#### [Task instructions]
Check each line of the material below, and copy it if it holds the string "this".

※

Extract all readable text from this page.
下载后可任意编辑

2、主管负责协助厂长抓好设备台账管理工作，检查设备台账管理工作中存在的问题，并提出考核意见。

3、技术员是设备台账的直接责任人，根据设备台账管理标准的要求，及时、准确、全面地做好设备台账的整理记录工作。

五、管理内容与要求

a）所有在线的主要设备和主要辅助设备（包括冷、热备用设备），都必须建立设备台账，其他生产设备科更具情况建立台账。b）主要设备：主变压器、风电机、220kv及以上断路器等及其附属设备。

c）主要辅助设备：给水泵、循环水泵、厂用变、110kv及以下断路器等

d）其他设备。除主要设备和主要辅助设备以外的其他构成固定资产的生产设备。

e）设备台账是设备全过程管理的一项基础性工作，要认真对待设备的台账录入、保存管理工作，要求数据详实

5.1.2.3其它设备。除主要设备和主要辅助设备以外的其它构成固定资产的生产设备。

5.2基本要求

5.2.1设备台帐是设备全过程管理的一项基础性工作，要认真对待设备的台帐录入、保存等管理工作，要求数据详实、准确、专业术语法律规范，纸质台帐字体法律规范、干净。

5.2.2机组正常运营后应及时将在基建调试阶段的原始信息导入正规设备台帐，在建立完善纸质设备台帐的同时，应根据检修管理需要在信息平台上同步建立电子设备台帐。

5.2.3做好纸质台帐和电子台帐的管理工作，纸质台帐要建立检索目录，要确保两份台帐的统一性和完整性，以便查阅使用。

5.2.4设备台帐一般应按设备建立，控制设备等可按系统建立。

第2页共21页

※

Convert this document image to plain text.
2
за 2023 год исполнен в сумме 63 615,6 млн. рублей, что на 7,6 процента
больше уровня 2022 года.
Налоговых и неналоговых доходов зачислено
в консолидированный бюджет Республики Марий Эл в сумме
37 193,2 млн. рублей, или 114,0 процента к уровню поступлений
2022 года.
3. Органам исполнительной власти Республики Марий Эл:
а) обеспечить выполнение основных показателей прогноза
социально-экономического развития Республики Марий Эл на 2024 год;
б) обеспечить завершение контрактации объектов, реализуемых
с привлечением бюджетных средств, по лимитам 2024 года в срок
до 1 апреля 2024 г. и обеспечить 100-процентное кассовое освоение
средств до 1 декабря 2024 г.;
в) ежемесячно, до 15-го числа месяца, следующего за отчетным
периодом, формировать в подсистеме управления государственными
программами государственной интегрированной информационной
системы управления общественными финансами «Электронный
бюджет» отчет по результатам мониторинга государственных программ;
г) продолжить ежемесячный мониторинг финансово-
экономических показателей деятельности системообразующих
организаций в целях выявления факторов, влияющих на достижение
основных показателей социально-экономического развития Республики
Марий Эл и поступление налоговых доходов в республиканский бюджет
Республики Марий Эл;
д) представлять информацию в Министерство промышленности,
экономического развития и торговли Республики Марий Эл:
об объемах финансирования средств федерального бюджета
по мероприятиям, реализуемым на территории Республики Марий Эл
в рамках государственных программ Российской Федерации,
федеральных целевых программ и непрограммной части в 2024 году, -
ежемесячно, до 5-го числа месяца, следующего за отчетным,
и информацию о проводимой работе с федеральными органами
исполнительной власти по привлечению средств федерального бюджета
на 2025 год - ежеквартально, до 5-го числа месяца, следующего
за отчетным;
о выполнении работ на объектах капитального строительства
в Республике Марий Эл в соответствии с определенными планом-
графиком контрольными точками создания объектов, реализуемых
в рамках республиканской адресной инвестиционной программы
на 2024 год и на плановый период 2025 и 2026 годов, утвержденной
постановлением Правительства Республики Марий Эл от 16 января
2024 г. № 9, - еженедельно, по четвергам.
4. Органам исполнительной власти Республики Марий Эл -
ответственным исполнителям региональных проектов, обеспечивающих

※

#### [Solved exercise]
Extract all readable text from this page.
Convert this document image to plain text.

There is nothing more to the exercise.